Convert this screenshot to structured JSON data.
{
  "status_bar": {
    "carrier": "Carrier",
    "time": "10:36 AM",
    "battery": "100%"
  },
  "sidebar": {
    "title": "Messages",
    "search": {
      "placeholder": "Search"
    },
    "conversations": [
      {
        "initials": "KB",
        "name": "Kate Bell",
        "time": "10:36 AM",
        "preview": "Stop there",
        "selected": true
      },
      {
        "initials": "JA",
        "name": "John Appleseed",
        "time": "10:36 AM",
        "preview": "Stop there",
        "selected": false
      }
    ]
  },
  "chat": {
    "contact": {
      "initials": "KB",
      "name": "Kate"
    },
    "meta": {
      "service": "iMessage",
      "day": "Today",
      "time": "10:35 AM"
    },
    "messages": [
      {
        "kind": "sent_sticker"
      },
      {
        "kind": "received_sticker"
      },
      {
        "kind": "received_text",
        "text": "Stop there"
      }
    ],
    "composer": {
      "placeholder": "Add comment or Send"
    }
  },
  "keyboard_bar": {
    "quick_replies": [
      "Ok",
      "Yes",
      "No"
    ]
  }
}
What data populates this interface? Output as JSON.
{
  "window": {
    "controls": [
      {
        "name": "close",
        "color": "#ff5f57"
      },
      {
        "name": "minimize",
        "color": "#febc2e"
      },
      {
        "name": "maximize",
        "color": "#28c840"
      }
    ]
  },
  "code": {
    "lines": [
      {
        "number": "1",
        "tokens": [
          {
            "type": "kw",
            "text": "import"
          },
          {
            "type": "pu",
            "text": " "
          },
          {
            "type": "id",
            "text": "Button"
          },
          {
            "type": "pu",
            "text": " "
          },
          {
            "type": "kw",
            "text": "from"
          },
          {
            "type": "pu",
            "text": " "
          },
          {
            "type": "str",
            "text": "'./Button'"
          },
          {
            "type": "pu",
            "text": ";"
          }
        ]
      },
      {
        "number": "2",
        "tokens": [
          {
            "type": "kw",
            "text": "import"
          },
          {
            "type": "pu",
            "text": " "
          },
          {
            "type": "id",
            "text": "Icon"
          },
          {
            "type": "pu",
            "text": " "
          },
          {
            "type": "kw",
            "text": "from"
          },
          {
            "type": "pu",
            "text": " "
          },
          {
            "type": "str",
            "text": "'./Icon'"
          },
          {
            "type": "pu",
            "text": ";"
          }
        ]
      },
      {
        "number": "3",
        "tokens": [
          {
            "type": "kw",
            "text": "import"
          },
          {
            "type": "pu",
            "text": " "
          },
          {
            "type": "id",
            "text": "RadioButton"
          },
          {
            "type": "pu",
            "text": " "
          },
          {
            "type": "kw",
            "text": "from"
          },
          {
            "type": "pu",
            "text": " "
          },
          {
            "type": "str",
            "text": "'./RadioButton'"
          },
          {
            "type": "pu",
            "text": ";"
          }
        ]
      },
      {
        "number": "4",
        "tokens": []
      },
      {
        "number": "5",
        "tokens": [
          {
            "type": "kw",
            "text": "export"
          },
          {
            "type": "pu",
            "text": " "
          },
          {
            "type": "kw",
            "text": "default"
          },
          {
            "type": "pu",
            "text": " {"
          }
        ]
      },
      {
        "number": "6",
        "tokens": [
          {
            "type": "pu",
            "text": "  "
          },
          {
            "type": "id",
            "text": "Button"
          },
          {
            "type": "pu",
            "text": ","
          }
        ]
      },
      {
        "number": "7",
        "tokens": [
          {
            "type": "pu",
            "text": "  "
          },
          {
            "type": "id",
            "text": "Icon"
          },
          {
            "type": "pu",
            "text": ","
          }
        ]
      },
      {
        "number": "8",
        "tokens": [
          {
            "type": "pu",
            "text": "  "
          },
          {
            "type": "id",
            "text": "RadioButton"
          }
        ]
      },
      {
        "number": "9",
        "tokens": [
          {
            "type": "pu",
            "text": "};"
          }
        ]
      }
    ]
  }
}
++++++++++
Goal
Output the records above in their entirety, exactly.

Task response
Convert this screenshot to structured JSON data.
{
  "status_bar": {
    "carrier": "Carrier",
    "time": "10:36 AM",
    "battery": "100%"
  },
  "sidebar": {
    "title": "Messages",
    "search": {
      "placeholder": "Search"
    },
    "conversations": [
      {
        "initials": "KB",
        "name": "Kate Bell",
        "time": "10:36 AM",
        "preview": "Stop there",
        "selected": true
      },
      {
        "initials": "JA",
        "name": "John Appleseed",
        "time": "10:36 AM",
        "preview": "Stop there",
        "selected": false
      }
    ]
  },
  "chat": {
    "contact": {
      "initials": "KB",
      "name": "Kate"
    },
    "meta": {
      "service": "iMessage",
      "day": "Today",
      "time": "10:35 AM"
    },
    "messages": [
      {
        "kind": "sent_sticker"
      },
      {
        "kind": "received_sticker"
      },
      {
        "kind": "received_text",
        "text": "Stop there"
      }
    ],
    "composer": {
      "placeholder": "Add comment or Send"
    }
  },
  "keyboard_bar": {
    "quick_replies": [
      "Ok",
      "Yes",
      "No"
    ]
  }
}
What data populates this interface? Output as JSON.
{
  "window": {
    "controls": [
      {
        "name": "close",
        "color": "#ff5f57"
      },
      {
        "name": "minimize",
        "color": "#febc2e"
      },
      {
        "name": "maximize",
        "color": "#28c840"
      }
    ]
  },
  "code": {
    "lines": [
      {
        "number": "1",
        "tokens": [
          {
            "type": "kw",
            "text": "import"
          },
          {
            "type": "pu",
            "text": " "
          },
          {
            "type": "id",
            "text": "Button"
          },
          {
            "type": "pu",
            "text": " "
          },
          {
            "type": "kw",
            "text": "from"
          },
          {
            "type": "pu",
            "text": " "
          },
          {
            "type": "str",
            "text": "'./Button'"
          },
          {
            "type": "pu",
            "text": ";"
          }
        ]
      },
      {
        "number": "2",
        "tokens": [
          {
            "type": "kw",
            "text": "import"
          },
          {
            "type": "pu",
            "text": " "
          },
          {
            "type": "id",
            "text": "Icon"
          },
          {
            "type": "pu",
            "text": " "
          },
          {
            "type": "kw",
            "text": "from"
          },
          {
            "type": "pu",
            "text": " "
          },
          {
            "type": "str",
            "text": "'./Icon'"
          },
          {
            "type": "pu",
            "text": ";"
          }
        ]
      },
      {
        "number": "3",
        "tokens": [
          {
            "type": "kw",
            "text": "import"
          },
          {
            "type": "pu",
            "text": " "
          },
          {
            "type": "id",
            "text": "RadioButton"
          },
          {
            "type": "pu",
            "text": " "
          },
          {
            "type": "kw",
            "text": "from"
          },
          {
            "type": "pu",
            "text": " "
          },
          {
            "type": "str",
            "text": "'./RadioButton'"
          },
          {
            "type": "pu",
            "text": ";"
          }
        ]
      },
      {
        "number": "4",
        "tokens": []
      },
      {
        "number": "5",
        "tokens": [
          {
            "type": "kw",
            "text": "export"
          },
          {
            "type": "pu",
            "text": " "
          },
          {
            "type": "kw",
            "text": "default"
          },
          {
            "type": "pu",
            "text": " {"
          }
        ]
      },
      {
        "number": "6",
        "tokens": [
          {
            "type": "pu",
            "text": "  "
          },
          {
            "type": "id",
            "text": "Button"
          },
          {
            "type": "pu",
            "text": ","
          }
        ]
      },
      {
        "number": "7",
        "tokens": [
          {
            "type": "pu",
            "text": "  "
          },
          {
            "type": "id",
            "text": "Icon"
          },
          {
            "type": "pu",
            "text": ","
          }
        ]
      },
      {
        "number": "8",
        "tokens": [
          {
            "type": "pu",
            "text": "  "
          },
          {
            "type": "id",
            "text": "RadioButton"
          }
        ]
      },
      {
        "number": "9",
        "tokens": [
          {
            "type": "pu",
            "text": "};"
          }
        ]
      }
    ]
  }
}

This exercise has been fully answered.